━━━━━ Supplied data
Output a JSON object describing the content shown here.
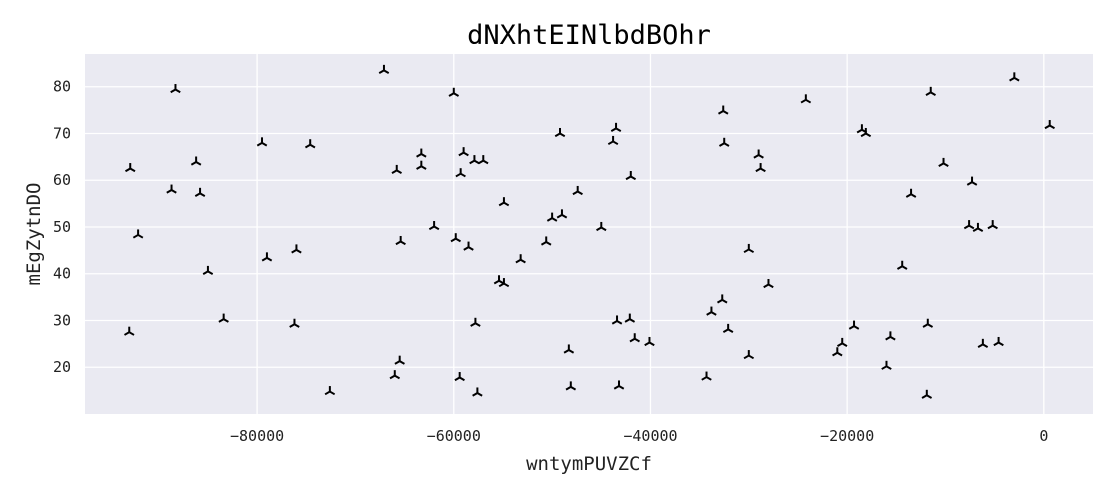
{
  "chart_data": {
    "type": "scatter",
    "title": "dNXhtEINlbdBOhr",
    "xlabel": "wntymPUVZCf",
    "ylabel": "mEgZytnDO",
    "xlim": [
      -97500,
      5000
    ],
    "ylim": [
      10,
      87
    ],
    "xticks": [
      -80000,
      -60000,
      -40000,
      -20000,
      0
    ],
    "xtick_labels": [
      "−80000",
      "−60000",
      "−40000",
      "−20000",
      "0"
    ],
    "yticks": [
      20,
      30,
      40,
      50,
      60,
      70,
      80
    ],
    "ytick_labels": [
      "20",
      "30",
      "40",
      "50",
      "60",
      "70",
      "80"
    ],
    "grid": true,
    "marker": "tri_down",
    "color": "#000000",
    "background": "#eaeaf2",
    "points": [
      {
        "x": -92900,
        "y": 62.5
      },
      {
        "x": -92100,
        "y": 48.3
      },
      {
        "x": -93000,
        "y": 27.5
      },
      {
        "x": -88300,
        "y": 79.4
      },
      {
        "x": -88700,
        "y": 57.9
      },
      {
        "x": -86200,
        "y": 63.9
      },
      {
        "x": -85800,
        "y": 57.2
      },
      {
        "x": -85000,
        "y": 40.5
      },
      {
        "x": -83400,
        "y": 30.3
      },
      {
        "x": -79500,
        "y": 68.0
      },
      {
        "x": -79000,
        "y": 43.4
      },
      {
        "x": -76000,
        "y": 45.1
      },
      {
        "x": -76200,
        "y": 29.2
      },
      {
        "x": -74600,
        "y": 67.6
      },
      {
        "x": -72600,
        "y": 14.8
      },
      {
        "x": -67100,
        "y": 83.5
      },
      {
        "x": -65800,
        "y": 62.1
      },
      {
        "x": -65400,
        "y": 46.9
      },
      {
        "x": -65500,
        "y": 21.3
      },
      {
        "x": -66000,
        "y": 18.2
      },
      {
        "x": -63300,
        "y": 65.6
      },
      {
        "x": -63300,
        "y": 63.0
      },
      {
        "x": -62000,
        "y": 50.1
      },
      {
        "x": -60000,
        "y": 78.6
      },
      {
        "x": -59300,
        "y": 61.4
      },
      {
        "x": -59000,
        "y": 65.9
      },
      {
        "x": -59800,
        "y": 47.5
      },
      {
        "x": -58500,
        "y": 45.7
      },
      {
        "x": -59400,
        "y": 17.8
      },
      {
        "x": -57900,
        "y": 64.2
      },
      {
        "x": -57000,
        "y": 64.2
      },
      {
        "x": -57800,
        "y": 29.4
      },
      {
        "x": -57600,
        "y": 14.5
      },
      {
        "x": -55400,
        "y": 38.5
      },
      {
        "x": -54900,
        "y": 55.2
      },
      {
        "x": -54900,
        "y": 37.9
      },
      {
        "x": -53200,
        "y": 43.0
      },
      {
        "x": -50600,
        "y": 46.8
      },
      {
        "x": -50000,
        "y": 51.9
      },
      {
        "x": -49000,
        "y": 52.6
      },
      {
        "x": -49200,
        "y": 70.0
      },
      {
        "x": -48300,
        "y": 23.7
      },
      {
        "x": -48100,
        "y": 15.8
      },
      {
        "x": -47400,
        "y": 57.6
      },
      {
        "x": -45000,
        "y": 49.9
      },
      {
        "x": -43800,
        "y": 68.3
      },
      {
        "x": -43500,
        "y": 71.1
      },
      {
        "x": -43400,
        "y": 29.9
      },
      {
        "x": -43200,
        "y": 16.0
      },
      {
        "x": -42100,
        "y": 30.3
      },
      {
        "x": -42000,
        "y": 60.8
      },
      {
        "x": -41600,
        "y": 26.1
      },
      {
        "x": -40100,
        "y": 25.3
      },
      {
        "x": -34300,
        "y": 17.9
      },
      {
        "x": -33800,
        "y": 31.8
      },
      {
        "x": -32600,
        "y": 74.8
      },
      {
        "x": -32700,
        "y": 34.4
      },
      {
        "x": -32500,
        "y": 67.9
      },
      {
        "x": -32100,
        "y": 28.1
      },
      {
        "x": -30000,
        "y": 45.2
      },
      {
        "x": -30000,
        "y": 22.5
      },
      {
        "x": -29000,
        "y": 65.4
      },
      {
        "x": -28800,
        "y": 62.5
      },
      {
        "x": -28000,
        "y": 37.7
      },
      {
        "x": -24200,
        "y": 77.2
      },
      {
        "x": -21000,
        "y": 23.1
      },
      {
        "x": -20500,
        "y": 25.1
      },
      {
        "x": -19300,
        "y": 28.8
      },
      {
        "x": -18500,
        "y": 70.8
      },
      {
        "x": -18100,
        "y": 70.0
      },
      {
        "x": -16000,
        "y": 20.2
      },
      {
        "x": -15600,
        "y": 26.5
      },
      {
        "x": -14400,
        "y": 41.6
      },
      {
        "x": -13500,
        "y": 57.0
      },
      {
        "x": -11800,
        "y": 29.2
      },
      {
        "x": -11500,
        "y": 78.8
      },
      {
        "x": -11900,
        "y": 14.0
      },
      {
        "x": -10200,
        "y": 63.6
      },
      {
        "x": -7600,
        "y": 50.3
      },
      {
        "x": -7300,
        "y": 59.6
      },
      {
        "x": -6700,
        "y": 49.7
      },
      {
        "x": -6200,
        "y": 24.9
      },
      {
        "x": -5200,
        "y": 50.3
      },
      {
        "x": -4600,
        "y": 25.3
      },
      {
        "x": -3000,
        "y": 81.9
      },
      {
        "x": 600,
        "y": 71.7
      }
    ]
  }
}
━━━━━━━━━━
Reproduce each entry verbatim, excluding any embedded images.

Output a JSON object describing the content shown here.
{
  "chart_data": {
    "type": "scatter",
    "title": "dNXhtEINlbdBOhr",
    "xlabel": "wntymPUVZCf",
    "ylabel": "mEgZytnDO",
    "xlim": [
      -97500,
      5000
    ],
    "ylim": [
      10,
      87
    ],
    "xticks": [
      -80000,
      -60000,
      -40000,
      -20000,
      0
    ],
    "xtick_labels": [
      "−80000",
      "−60000",
      "−40000",
      "−20000",
      "0"
    ],
    "yticks": [
      20,
      30,
      40,
      50,
      60,
      70,
      80
    ],
    "ytick_labels": [
      "20",
      "30",
      "40",
      "50",
      "60",
      "70",
      "80"
    ],
    "grid": true,
    "marker": "tri_down",
    "color": "#000000",
    "background": "#eaeaf2",
    "points": [
      {
        "x": -92900,
        "y": 62.5
      },
      {
        "x": -92100,
        "y": 48.3
      },
      {
        "x": -93000,
        "y": 27.5
      },
      {
        "x": -88300,
        "y": 79.4
      },
      {
        "x": -88700,
        "y": 57.9
      },
      {
        "x": -86200,
        "y": 63.9
      },
      {
        "x": -85800,
        "y": 57.2
      },
      {
        "x": -85000,
        "y": 40.5
      },
      {
        "x": -83400,
        "y": 30.3
      },
      {
        "x": -79500,
        "y": 68.0
      },
      {
        "x": -79000,
        "y": 43.4
      },
      {
        "x": -76000,
        "y": 45.1
      },
      {
        "x": -76200,
        "y": 29.2
      },
      {
        "x": -74600,
        "y": 67.6
      },
      {
        "x": -72600,
        "y": 14.8
      },
      {
        "x": -67100,
        "y": 83.5
      },
      {
        "x": -65800,
        "y": 62.1
      },
      {
        "x": -65400,
        "y": 46.9
      },
      {
        "x": -65500,
        "y": 21.3
      },
      {
        "x": -66000,
        "y": 18.2
      },
      {
        "x": -63300,
        "y": 65.6
      },
      {
        "x": -63300,
        "y": 63.0
      },
      {
        "x": -62000,
        "y": 50.1
      },
      {
        "x": -60000,
        "y": 78.6
      },
      {
        "x": -59300,
        "y": 61.4
      },
      {
        "x": -59000,
        "y": 65.9
      },
      {
        "x": -59800,
        "y": 47.5
      },
      {
        "x": -58500,
        "y": 45.7
      },
      {
        "x": -59400,
        "y": 17.8
      },
      {
        "x": -57900,
        "y": 64.2
      },
      {
        "x": -57000,
        "y": 64.2
      },
      {
        "x": -57800,
        "y": 29.4
      },
      {
        "x": -57600,
        "y": 14.5
      },
      {
        "x": -55400,
        "y": 38.5
      },
      {
        "x": -54900,
        "y": 55.2
      },
      {
        "x": -54900,
        "y": 37.9
      },
      {
        "x": -53200,
        "y": 43.0
      },
      {
        "x": -50600,
        "y": 46.8
      },
      {
        "x": -50000,
        "y": 51.9
      },
      {
        "x": -49000,
        "y": 52.6
      },
      {
        "x": -49200,
        "y": 70.0
      },
      {
        "x": -48300,
        "y": 23.7
      },
      {
        "x": -48100,
        "y": 15.8
      },
      {
        "x": -47400,
        "y": 57.6
      },
      {
        "x": -45000,
        "y": 49.9
      },
      {
        "x": -43800,
        "y": 68.3
      },
      {
        "x": -43500,
        "y": 71.1
      },
      {
        "x": -43400,
        "y": 29.9
      },
      {
        "x": -43200,
        "y": 16.0
      },
      {
        "x": -42100,
        "y": 30.3
      },
      {
        "x": -42000,
        "y": 60.8
      },
      {
        "x": -41600,
        "y": 26.1
      },
      {
        "x": -40100,
        "y": 25.3
      },
      {
        "x": -34300,
        "y": 17.9
      },
      {
        "x": -33800,
        "y": 31.8
      },
      {
        "x": -32600,
        "y": 74.8
      },
      {
        "x": -32700,
        "y": 34.4
      },
      {
        "x": -32500,
        "y": 67.9
      },
      {
        "x": -32100,
        "y": 28.1
      },
      {
        "x": -30000,
        "y": 45.2
      },
      {
        "x": -30000,
        "y": 22.5
      },
      {
        "x": -29000,
        "y": 65.4
      },
      {
        "x": -28800,
        "y": 62.5
      },
      {
        "x": -28000,
        "y": 37.7
      },
      {
        "x": -24200,
        "y": 77.2
      },
      {
        "x": -21000,
        "y": 23.1
      },
      {
        "x": -20500,
        "y": 25.1
      },
      {
        "x": -19300,
        "y": 28.8
      },
      {
        "x": -18500,
        "y": 70.8
      },
      {
        "x": -18100,
        "y": 70.0
      },
      {
        "x": -16000,
        "y": 20.2
      },
      {
        "x": -15600,
        "y": 26.5
      },
      {
        "x": -14400,
        "y": 41.6
      },
      {
        "x": -13500,
        "y": 57.0
      },
      {
        "x": -11800,
        "y": 29.2
      },
      {
        "x": -11500,
        "y": 78.8
      },
      {
        "x": -11900,
        "y": 14.0
      },
      {
        "x": -10200,
        "y": 63.6
      },
      {
        "x": -7600,
        "y": 50.3
      },
      {
        "x": -7300,
        "y": 59.6
      },
      {
        "x": -6700,
        "y": 49.7
      },
      {
        "x": -6200,
        "y": 24.9
      },
      {
        "x": -5200,
        "y": 50.3
      },
      {
        "x": -4600,
        "y": 25.3
      },
      {
        "x": -3000,
        "y": 81.9
      },
      {
        "x": 600,
        "y": 71.7
      }
    ]
  }
}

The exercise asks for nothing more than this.